_Task instructions_
Only lines holding the string "label" are wanted; copy each one from the material.

>>

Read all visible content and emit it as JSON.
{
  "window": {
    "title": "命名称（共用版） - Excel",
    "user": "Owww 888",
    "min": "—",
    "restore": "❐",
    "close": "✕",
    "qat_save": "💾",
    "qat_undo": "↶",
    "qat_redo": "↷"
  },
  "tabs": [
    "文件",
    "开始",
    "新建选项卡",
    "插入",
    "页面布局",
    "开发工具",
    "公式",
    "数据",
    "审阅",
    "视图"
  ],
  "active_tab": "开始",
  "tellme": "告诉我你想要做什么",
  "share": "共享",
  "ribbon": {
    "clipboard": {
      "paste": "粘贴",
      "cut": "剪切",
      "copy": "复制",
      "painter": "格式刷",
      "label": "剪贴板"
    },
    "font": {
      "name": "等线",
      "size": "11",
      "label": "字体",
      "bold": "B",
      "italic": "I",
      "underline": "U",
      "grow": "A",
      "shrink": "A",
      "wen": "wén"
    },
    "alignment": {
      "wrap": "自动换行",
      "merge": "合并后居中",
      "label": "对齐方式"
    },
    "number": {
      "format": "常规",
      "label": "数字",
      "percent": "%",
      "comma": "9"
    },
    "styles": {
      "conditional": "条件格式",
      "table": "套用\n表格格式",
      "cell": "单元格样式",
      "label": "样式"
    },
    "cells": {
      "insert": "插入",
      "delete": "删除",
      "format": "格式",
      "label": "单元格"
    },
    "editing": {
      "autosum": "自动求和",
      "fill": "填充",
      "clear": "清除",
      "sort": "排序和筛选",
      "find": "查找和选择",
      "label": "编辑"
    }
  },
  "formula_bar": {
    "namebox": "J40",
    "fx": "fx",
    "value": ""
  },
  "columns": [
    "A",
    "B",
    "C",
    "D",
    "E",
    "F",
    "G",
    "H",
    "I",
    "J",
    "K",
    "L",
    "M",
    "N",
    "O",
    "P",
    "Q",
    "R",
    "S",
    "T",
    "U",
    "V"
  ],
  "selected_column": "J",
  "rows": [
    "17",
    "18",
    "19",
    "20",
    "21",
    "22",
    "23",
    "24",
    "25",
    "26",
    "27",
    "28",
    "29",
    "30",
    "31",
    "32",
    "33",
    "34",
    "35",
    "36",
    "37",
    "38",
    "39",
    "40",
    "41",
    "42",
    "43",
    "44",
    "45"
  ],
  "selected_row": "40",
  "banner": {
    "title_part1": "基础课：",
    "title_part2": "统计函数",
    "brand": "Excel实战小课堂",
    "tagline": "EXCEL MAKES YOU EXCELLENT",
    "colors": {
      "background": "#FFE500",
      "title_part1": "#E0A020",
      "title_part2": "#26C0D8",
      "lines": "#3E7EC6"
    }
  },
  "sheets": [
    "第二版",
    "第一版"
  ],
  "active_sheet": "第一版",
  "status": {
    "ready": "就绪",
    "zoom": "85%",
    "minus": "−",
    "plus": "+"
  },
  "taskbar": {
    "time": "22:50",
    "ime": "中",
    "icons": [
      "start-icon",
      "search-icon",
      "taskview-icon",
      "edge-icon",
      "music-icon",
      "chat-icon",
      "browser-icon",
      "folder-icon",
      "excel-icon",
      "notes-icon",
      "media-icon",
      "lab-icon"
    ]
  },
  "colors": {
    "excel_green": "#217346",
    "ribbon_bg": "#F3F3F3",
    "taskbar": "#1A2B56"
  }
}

<<

_Complete output_
      "label": "剪贴板"
      "label": "字体",
      "label": "对齐方式"
      "label": "数字",
      "label": "样式"
      "label": "单元格"
      "label": "编辑"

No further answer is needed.